## What you need to do
Exclude the pictures and retype the entries as written.

--------------------------------

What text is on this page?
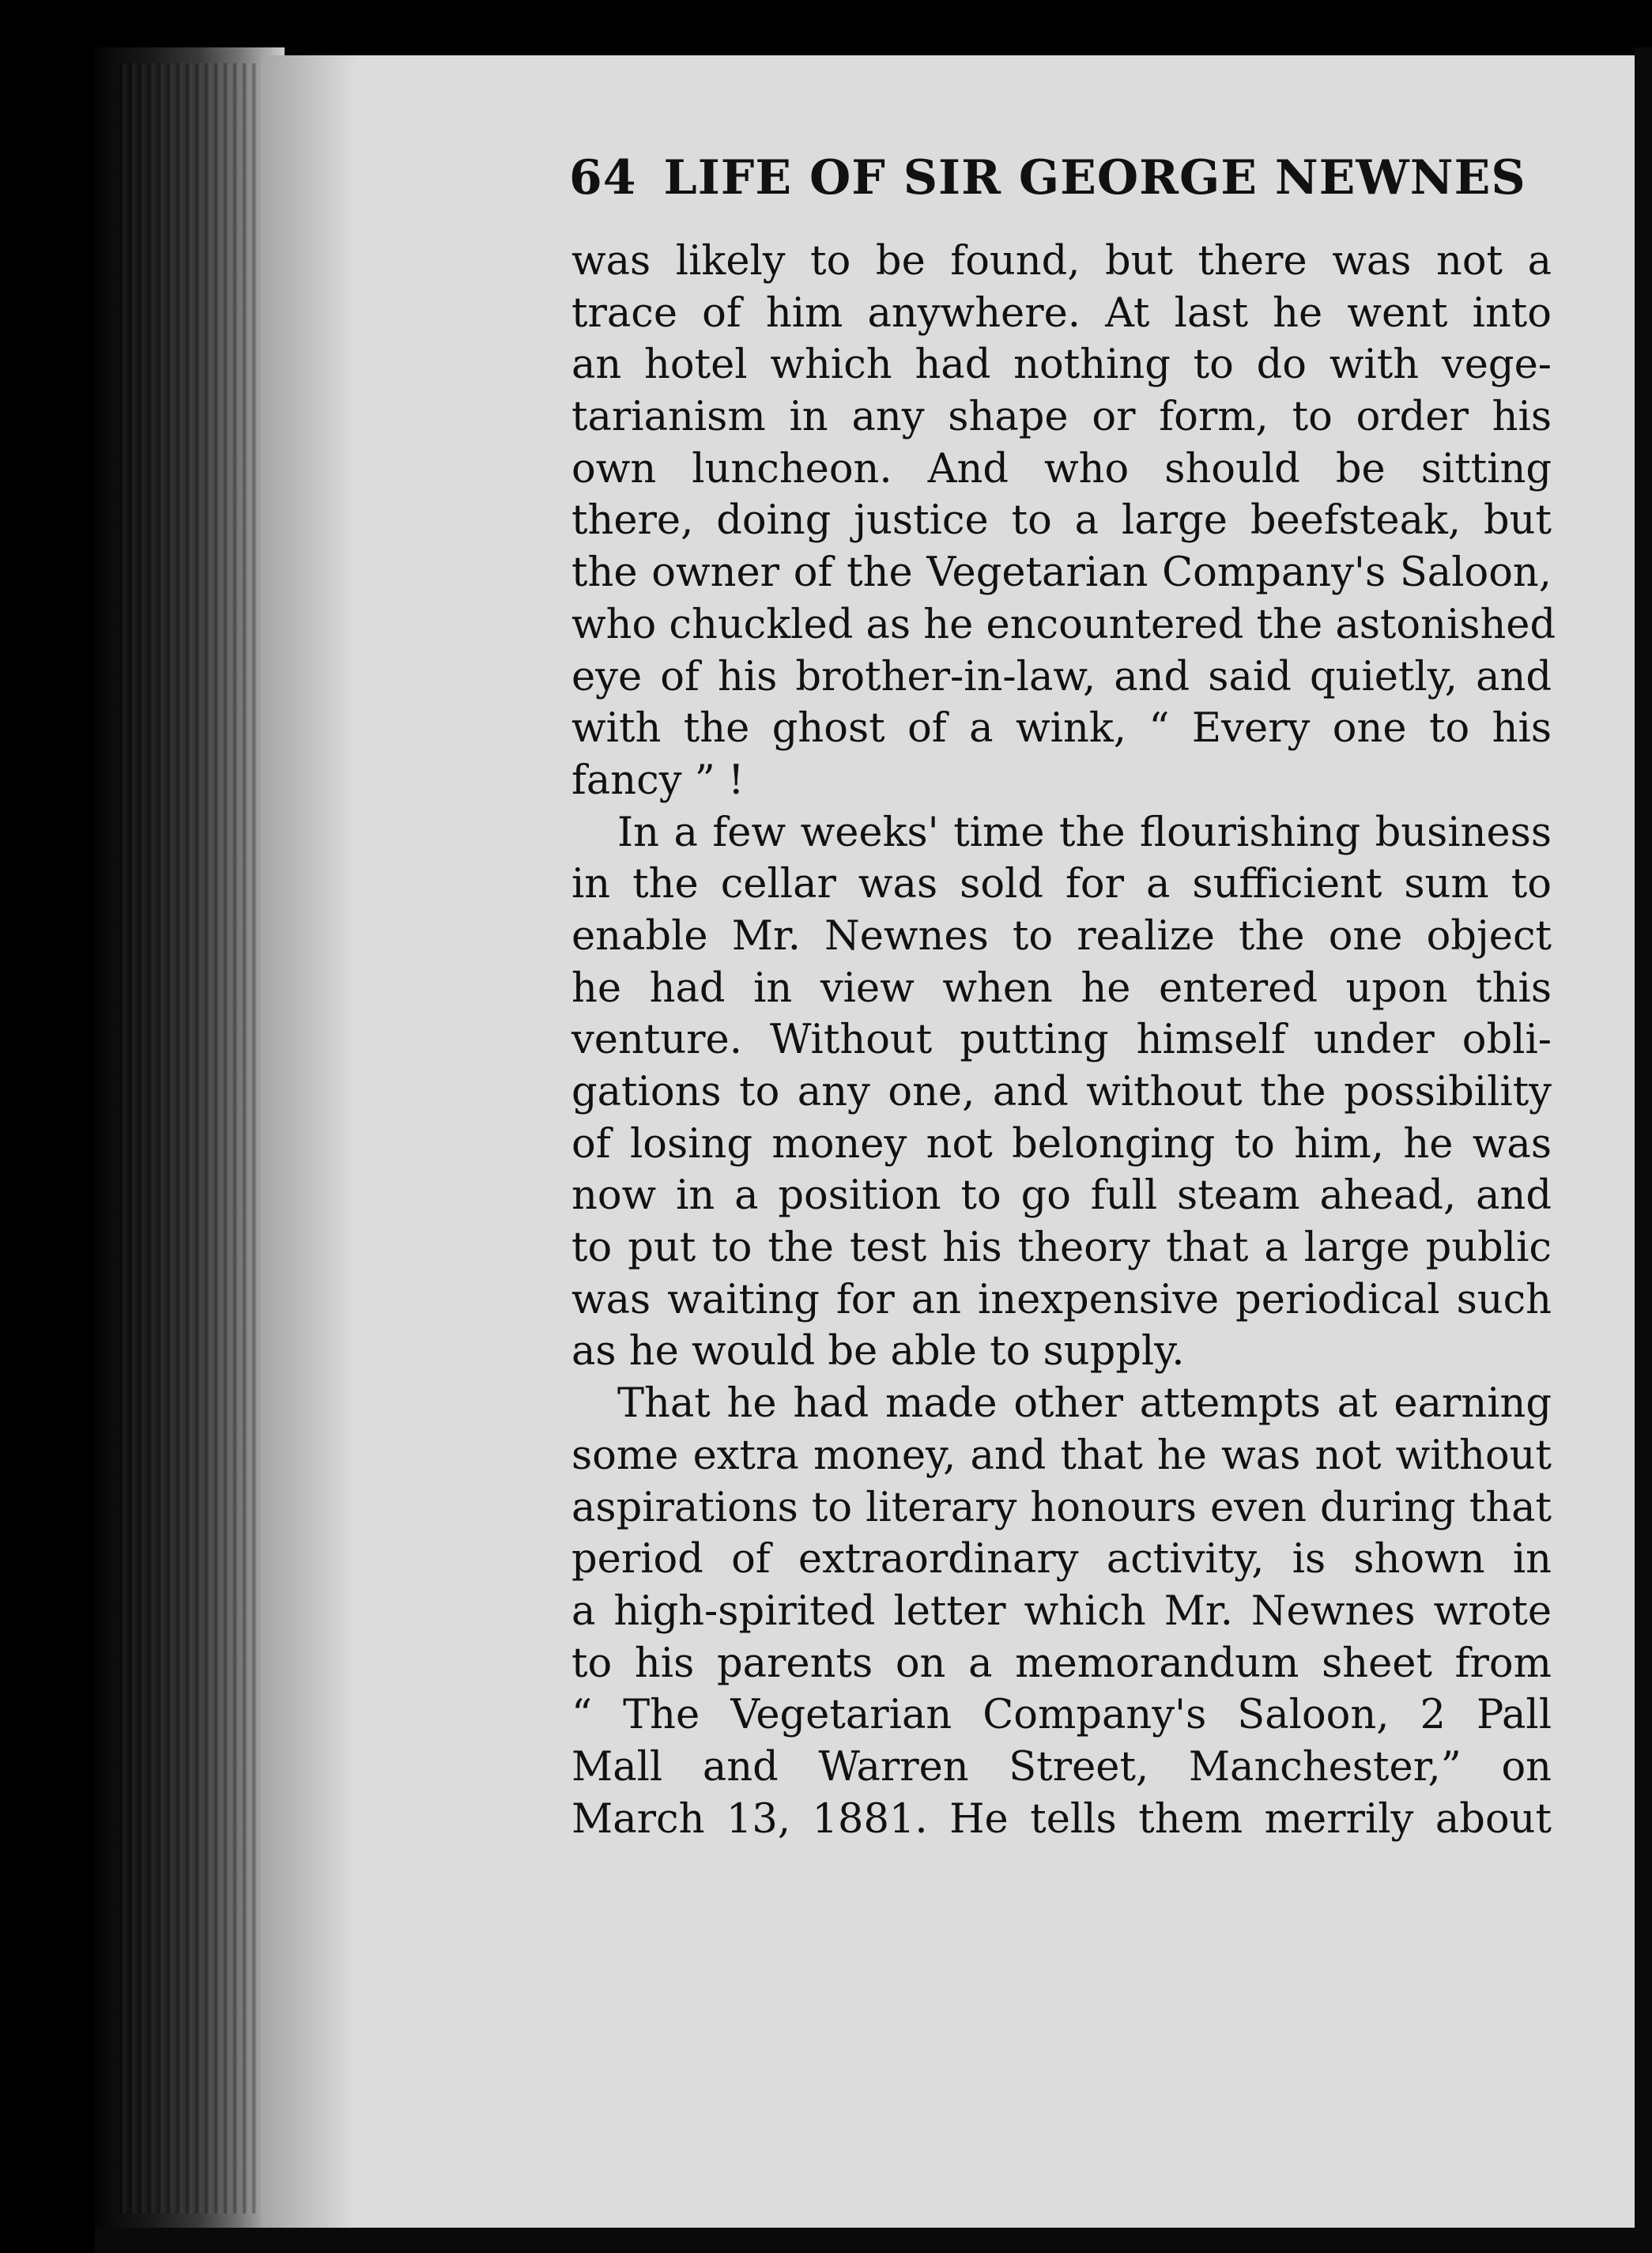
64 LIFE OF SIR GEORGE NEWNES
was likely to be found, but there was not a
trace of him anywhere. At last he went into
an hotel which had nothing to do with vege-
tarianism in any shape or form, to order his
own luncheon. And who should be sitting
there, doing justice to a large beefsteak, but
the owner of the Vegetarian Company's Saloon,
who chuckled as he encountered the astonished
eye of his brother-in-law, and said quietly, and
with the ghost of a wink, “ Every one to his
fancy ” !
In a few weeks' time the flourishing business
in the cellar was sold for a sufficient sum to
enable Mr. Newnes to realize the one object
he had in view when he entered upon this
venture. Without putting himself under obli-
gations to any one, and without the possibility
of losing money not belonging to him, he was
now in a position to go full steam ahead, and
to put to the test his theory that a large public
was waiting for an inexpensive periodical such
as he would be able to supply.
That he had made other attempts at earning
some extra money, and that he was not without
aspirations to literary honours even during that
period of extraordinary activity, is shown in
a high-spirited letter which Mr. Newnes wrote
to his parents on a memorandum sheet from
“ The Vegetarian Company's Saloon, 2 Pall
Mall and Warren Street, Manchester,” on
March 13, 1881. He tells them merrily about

--------------------------------

## Right answer
What text is on this page?
64 LIFE OF SIR GEORGE NEWNES
was likely to be found, but there was not a
trace of him anywhere. At last he went into
an hotel which had nothing to do with vege-
tarianism in any shape or form, to order his
own luncheon. And who should be sitting
there, doing justice to a large beefsteak, but
the owner of the Vegetarian Company's Saloon,
who chuckled as he encountered the astonished
eye of his brother-in-law, and said quietly, and
with the ghost of a wink, “ Every one to his
fancy ” !
In a few weeks' time the flourishing business
in the cellar was sold for a sufficient sum to
enable Mr. Newnes to realize the one object
he had in view when he entered upon this
venture. Without putting himself under obli-
gations to any one, and without the possibility
of losing money not belonging to him, he was
now in a position to go full steam ahead, and
to put to the test his theory that a large public
was waiting for an inexpensive periodical such
as he would be able to supply.
That he had made other attempts at earning
some extra money, and that he was not without
aspirations to literary honours even during that
period of extraordinary activity, is shown in
a high-spirited letter which Mr. Newnes wrote
to his parents on a memorandum sheet from
“ The Vegetarian Company's Saloon, 2 Pall
Mall and Warren Street, Manchester,” on
March 13, 1881. He tells them merrily about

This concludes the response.